- RECORDS FOR PROCESSING
+ + + + + + +

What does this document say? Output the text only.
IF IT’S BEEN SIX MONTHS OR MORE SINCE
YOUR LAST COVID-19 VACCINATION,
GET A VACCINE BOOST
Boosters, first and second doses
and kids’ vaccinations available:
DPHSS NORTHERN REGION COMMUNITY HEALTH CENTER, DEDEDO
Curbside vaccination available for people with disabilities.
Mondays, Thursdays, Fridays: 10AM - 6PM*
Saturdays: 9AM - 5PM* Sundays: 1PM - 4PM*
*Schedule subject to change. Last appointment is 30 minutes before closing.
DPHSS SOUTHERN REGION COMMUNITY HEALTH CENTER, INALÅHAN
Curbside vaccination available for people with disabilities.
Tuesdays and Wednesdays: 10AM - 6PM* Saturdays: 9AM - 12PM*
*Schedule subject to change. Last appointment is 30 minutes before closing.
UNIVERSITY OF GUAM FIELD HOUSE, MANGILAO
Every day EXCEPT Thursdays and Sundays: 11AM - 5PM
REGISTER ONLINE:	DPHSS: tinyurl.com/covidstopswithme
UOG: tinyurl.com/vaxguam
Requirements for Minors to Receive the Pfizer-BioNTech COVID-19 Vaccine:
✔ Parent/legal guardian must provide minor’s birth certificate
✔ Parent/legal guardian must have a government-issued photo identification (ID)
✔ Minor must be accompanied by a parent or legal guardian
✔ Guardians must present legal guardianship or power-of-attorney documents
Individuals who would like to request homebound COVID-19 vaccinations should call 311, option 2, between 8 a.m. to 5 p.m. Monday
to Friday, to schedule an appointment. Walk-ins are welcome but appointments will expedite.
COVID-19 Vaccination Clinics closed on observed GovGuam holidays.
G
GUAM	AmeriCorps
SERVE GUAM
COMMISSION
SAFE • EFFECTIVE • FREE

+ + + + + + +

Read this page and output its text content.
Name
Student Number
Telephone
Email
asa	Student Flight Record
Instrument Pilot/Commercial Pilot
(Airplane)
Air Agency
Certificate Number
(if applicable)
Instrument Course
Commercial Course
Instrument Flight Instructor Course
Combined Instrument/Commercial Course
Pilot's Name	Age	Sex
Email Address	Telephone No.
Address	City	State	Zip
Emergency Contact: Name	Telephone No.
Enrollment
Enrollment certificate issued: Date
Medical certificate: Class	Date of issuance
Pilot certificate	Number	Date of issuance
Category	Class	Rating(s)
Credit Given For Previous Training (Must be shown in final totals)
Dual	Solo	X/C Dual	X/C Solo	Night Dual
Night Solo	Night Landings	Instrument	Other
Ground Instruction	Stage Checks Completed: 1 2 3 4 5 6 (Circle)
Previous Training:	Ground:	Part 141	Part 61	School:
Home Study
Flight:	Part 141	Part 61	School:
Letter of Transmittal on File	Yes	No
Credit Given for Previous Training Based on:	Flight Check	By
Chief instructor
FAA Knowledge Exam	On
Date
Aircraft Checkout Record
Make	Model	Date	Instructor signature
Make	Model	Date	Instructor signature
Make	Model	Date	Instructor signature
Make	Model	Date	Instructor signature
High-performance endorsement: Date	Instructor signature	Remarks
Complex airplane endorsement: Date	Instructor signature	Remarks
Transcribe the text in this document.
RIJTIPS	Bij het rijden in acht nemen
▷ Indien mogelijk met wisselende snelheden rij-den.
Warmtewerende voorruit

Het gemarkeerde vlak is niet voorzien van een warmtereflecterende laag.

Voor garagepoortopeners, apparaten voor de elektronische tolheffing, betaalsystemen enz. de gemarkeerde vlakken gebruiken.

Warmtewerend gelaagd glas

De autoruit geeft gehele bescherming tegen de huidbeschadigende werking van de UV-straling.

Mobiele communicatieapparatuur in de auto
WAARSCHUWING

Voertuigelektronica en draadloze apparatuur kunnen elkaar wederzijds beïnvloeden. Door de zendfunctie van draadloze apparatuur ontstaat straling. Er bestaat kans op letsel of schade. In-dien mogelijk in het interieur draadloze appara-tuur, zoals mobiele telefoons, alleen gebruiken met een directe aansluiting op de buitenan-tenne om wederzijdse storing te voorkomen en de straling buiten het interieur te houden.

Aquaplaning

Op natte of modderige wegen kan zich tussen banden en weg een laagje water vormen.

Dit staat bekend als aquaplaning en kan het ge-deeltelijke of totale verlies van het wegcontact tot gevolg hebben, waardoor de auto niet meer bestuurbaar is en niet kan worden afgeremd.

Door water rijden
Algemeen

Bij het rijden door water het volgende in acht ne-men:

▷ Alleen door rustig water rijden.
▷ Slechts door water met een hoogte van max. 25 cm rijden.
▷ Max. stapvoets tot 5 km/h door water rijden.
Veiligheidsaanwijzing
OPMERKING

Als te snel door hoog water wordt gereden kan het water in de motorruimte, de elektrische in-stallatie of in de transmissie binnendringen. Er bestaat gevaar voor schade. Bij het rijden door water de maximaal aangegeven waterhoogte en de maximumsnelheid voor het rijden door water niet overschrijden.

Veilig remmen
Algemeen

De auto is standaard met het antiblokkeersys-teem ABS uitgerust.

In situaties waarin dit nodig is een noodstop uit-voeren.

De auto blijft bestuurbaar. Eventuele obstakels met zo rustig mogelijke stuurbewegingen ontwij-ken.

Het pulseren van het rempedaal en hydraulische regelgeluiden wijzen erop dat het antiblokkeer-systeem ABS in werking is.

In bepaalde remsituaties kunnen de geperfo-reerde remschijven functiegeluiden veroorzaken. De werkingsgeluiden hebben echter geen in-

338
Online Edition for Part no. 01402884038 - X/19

+ + + + + + +

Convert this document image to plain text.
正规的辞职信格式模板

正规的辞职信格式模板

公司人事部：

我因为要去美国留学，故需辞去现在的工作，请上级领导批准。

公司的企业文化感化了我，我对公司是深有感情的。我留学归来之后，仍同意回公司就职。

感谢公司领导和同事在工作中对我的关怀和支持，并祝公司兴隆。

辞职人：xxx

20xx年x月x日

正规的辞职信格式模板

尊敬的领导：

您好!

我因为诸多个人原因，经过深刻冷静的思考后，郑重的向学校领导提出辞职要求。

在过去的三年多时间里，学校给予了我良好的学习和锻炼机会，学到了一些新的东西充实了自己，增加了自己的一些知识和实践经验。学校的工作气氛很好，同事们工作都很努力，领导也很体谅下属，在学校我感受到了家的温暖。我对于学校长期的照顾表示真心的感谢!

+ + + + + + +

- WHAT NEEDS TO BE DONE
Report each line in the data that holds the word "Remarks".

- RESULT
High-performance endorsement: Date	Instructor signature	Remarks
Complex airplane endorsement: Date	Instructor signature	Remarks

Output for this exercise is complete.